### TASK
Your task is to copy every line of this material exactly.
┄┄┄┄┄┄
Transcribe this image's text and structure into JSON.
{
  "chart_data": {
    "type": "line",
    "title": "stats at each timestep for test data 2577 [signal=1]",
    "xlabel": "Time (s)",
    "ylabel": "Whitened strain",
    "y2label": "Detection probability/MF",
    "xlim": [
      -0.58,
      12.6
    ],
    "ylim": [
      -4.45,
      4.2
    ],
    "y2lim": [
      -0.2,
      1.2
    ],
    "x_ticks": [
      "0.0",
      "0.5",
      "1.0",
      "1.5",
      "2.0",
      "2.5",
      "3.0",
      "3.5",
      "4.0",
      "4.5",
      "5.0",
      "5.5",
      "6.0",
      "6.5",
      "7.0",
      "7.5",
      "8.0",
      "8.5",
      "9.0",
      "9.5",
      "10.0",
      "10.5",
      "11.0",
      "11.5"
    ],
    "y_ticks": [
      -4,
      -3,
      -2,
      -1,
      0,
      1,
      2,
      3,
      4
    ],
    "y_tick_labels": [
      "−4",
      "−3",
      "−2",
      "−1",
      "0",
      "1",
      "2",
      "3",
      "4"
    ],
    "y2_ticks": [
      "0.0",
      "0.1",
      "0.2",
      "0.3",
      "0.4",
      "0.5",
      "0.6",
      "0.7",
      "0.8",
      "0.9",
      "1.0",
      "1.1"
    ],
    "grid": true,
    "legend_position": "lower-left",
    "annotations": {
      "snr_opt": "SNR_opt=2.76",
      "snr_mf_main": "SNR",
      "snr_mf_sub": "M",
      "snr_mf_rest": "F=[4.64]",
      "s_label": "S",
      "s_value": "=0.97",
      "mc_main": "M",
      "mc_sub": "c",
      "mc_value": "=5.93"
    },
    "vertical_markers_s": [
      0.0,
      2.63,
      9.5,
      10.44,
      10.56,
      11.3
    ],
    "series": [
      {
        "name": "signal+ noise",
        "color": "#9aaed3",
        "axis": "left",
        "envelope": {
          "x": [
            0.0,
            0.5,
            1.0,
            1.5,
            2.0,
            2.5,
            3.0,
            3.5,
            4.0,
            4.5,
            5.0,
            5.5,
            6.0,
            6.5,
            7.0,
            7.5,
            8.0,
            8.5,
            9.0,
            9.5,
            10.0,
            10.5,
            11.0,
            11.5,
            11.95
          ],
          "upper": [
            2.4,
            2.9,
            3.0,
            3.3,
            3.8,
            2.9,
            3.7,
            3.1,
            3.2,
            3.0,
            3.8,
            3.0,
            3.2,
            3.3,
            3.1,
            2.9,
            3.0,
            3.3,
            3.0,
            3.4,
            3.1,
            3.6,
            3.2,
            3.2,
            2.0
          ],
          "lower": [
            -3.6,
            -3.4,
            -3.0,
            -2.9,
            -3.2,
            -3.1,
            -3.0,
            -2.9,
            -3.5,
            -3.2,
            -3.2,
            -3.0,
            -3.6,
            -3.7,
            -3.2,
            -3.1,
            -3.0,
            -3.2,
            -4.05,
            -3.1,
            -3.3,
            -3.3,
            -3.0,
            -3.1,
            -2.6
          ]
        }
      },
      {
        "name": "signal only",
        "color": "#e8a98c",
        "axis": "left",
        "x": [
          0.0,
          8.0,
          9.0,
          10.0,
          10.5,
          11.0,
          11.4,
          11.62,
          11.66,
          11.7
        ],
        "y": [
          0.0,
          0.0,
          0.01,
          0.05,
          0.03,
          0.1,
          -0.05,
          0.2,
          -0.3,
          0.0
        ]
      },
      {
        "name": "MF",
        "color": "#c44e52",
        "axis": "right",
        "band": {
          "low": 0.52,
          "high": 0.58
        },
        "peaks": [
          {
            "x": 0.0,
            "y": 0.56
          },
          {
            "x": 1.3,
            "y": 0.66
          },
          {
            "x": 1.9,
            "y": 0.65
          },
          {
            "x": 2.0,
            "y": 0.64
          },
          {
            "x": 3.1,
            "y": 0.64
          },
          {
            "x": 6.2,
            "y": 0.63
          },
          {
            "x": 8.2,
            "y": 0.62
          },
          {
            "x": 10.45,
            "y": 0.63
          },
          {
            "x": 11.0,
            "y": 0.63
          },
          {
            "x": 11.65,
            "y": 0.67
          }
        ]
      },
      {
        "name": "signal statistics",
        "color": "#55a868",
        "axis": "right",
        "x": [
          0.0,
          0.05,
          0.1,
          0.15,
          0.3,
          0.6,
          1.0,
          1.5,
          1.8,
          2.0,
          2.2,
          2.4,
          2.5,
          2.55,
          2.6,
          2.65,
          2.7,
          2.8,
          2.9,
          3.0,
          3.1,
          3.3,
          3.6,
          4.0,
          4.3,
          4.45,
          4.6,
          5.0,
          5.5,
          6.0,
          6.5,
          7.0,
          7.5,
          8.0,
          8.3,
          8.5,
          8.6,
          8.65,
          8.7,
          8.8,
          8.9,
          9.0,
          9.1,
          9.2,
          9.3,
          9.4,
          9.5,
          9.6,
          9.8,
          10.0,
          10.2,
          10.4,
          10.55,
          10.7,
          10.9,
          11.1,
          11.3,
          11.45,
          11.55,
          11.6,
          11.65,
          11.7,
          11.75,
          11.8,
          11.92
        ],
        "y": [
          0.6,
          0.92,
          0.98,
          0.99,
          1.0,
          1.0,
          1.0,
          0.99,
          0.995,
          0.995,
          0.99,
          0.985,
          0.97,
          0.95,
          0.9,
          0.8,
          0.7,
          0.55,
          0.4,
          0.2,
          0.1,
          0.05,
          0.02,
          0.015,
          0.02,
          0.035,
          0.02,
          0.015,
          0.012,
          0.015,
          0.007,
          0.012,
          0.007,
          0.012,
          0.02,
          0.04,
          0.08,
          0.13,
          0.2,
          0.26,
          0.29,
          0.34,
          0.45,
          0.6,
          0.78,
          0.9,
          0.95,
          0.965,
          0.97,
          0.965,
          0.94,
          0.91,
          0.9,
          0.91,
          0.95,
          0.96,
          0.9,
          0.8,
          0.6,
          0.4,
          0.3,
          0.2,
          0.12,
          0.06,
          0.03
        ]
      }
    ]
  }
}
┄┄┄┄┄┄
### FINAL RESULT
Transcribe this image's text and structure into JSON.
{
  "chart_data": {
    "type": "line",
    "title": "stats at each timestep for test data 2577 [signal=1]",
    "xlabel": "Time (s)",
    "ylabel": "Whitened strain",
    "y2label": "Detection probability/MF",
    "xlim": [
      -0.58,
      12.6
    ],
    "ylim": [
      -4.45,
      4.2
    ],
    "y2lim": [
      -0.2,
      1.2
    ],
    "x_ticks": [
      "0.0",
      "0.5",
      "1.0",
      "1.5",
      "2.0",
      "2.5",
      "3.0",
      "3.5",
      "4.0",
      "4.5",
      "5.0",
      "5.5",
      "6.0",
      "6.5",
      "7.0",
      "7.5",
      "8.0",
      "8.5",
      "9.0",
      "9.5",
      "10.0",
      "10.5",
      "11.0",
      "11.5"
    ],
    "y_ticks": [
      -4,
      -3,
      -2,
      -1,
      0,
      1,
      2,
      3,
      4
    ],
    "y_tick_labels": [
      "−4",
      "−3",
      "−2",
      "−1",
      "0",
      "1",
      "2",
      "3",
      "4"
    ],
    "y2_ticks": [
      "0.0",
      "0.1",
      "0.2",
      "0.3",
      "0.4",
      "0.5",
      "0.6",
      "0.7",
      "0.8",
      "0.9",
      "1.0",
      "1.1"
    ],
    "grid": true,
    "legend_position": "lower-left",
    "annotations": {
      "snr_opt": "SNR_opt=2.76",
      "snr_mf_main": "SNR",
      "snr_mf_sub": "M",
      "snr_mf_rest": "F=[4.64]",
      "s_label": "S",
      "s_value": "=0.97",
      "mc_main": "M",
      "mc_sub": "c",
      "mc_value": "=5.93"
    },
    "vertical_markers_s": [
      0.0,
      2.63,
      9.5,
      10.44,
      10.56,
      11.3
    ],
    "series": [
      {
        "name": "signal+ noise",
        "color": "#9aaed3",
        "axis": "left",
        "envelope": {
          "x": [
            0.0,
            0.5,
            1.0,
            1.5,
            2.0,
            2.5,
            3.0,
            3.5,
            4.0,
            4.5,
            5.0,
            5.5,
            6.0,
            6.5,
            7.0,
            7.5,
            8.0,
            8.5,
            9.0,
            9.5,
            10.0,
            10.5,
            11.0,
            11.5,
            11.95
          ],
          "upper": [
            2.4,
            2.9,
            3.0,
            3.3,
            3.8,
            2.9,
            3.7,
            3.1,
            3.2,
            3.0,
            3.8,
            3.0,
            3.2,
            3.3,
            3.1,
            2.9,
            3.0,
            3.3,
            3.0,
            3.4,
            3.1,
            3.6,
            3.2,
            3.2,
            2.0
          ],
          "lower": [
            -3.6,
            -3.4,
            -3.0,
            -2.9,
            -3.2,
            -3.1,
            -3.0,
            -2.9,
            -3.5,
            -3.2,
            -3.2,
            -3.0,
            -3.6,
            -3.7,
            -3.2,
            -3.1,
            -3.0,
            -3.2,
            -4.05,
            -3.1,
            -3.3,
            -3.3,
            -3.0,
            -3.1,
            -2.6
          ]
        }
      },
      {
        "name": "signal only",
        "color": "#e8a98c",
        "axis": "left",
        "x": [
          0.0,
          8.0,
          9.0,
          10.0,
          10.5,
          11.0,
          11.4,
          11.62,
          11.66,
          11.7
        ],
        "y": [
          0.0,
          0.0,
          0.01,
          0.05,
          0.03,
          0.1,
          -0.05,
          0.2,
          -0.3,
          0.0
        ]
      },
      {
        "name": "MF",
        "color": "#c44e52",
        "axis": "right",
        "band": {
          "low": 0.52,
          "high": 0.58
        },
        "peaks": [
          {
            "x": 0.0,
            "y": 0.56
          },
          {
            "x": 1.3,
            "y": 0.66
          },
          {
            "x": 1.9,
            "y": 0.65
          },
          {
            "x": 2.0,
            "y": 0.64
          },
          {
            "x": 3.1,
            "y": 0.64
          },
          {
            "x": 6.2,
            "y": 0.63
          },
          {
            "x": 8.2,
            "y": 0.62
          },
          {
            "x": 10.45,
            "y": 0.63
          },
          {
            "x": 11.0,
            "y": 0.63
          },
          {
            "x": 11.65,
            "y": 0.67
          }
        ]
      },
      {
        "name": "signal statistics",
        "color": "#55a868",
        "axis": "right",
        "x": [
          0.0,
          0.05,
          0.1,
          0.15,
          0.3,
          0.6,
          1.0,
          1.5,
          1.8,
          2.0,
          2.2,
          2.4,
          2.5,
          2.55,
          2.6,
          2.65,
          2.7,
          2.8,
          2.9,
          3.0,
          3.1,
          3.3,
          3.6,
          4.0,
          4.3,
          4.45,
          4.6,
          5.0,
          5.5,
          6.0,
          6.5,
          7.0,
          7.5,
          8.0,
          8.3,
          8.5,
          8.6,
          8.65,
          8.7,
          8.8,
          8.9,
          9.0,
          9.1,
          9.2,
          9.3,
          9.4,
          9.5,
          9.6,
          9.8,
          10.0,
          10.2,
          10.4,
          10.55,
          10.7,
          10.9,
          11.1,
          11.3,
          11.45,
          11.55,
          11.6,
          11.65,
          11.7,
          11.75,
          11.8,
          11.92
        ],
        "y": [
          0.6,
          0.92,
          0.98,
          0.99,
          1.0,
          1.0,
          1.0,
          0.99,
          0.995,
          0.995,
          0.99,
          0.985,
          0.97,
          0.95,
          0.9,
          0.8,
          0.7,
          0.55,
          0.4,
          0.2,
          0.1,
          0.05,
          0.02,
          0.015,
          0.02,
          0.035,
          0.02,
          0.015,
          0.012,
          0.015,
          0.007,
          0.012,
          0.007,
          0.012,
          0.02,
          0.04,
          0.08,
          0.13,
          0.2,
          0.26,
          0.29,
          0.34,
          0.45,
          0.6,
          0.78,
          0.9,
          0.95,
          0.965,
          0.97,
          0.965,
          0.94,
          0.91,
          0.9,
          0.91,
          0.95,
          0.96,
          0.9,
          0.8,
          0.6,
          0.4,
          0.3,
          0.2,
          0.12,
          0.06,
          0.03
        ]
      }
    ]
  }
}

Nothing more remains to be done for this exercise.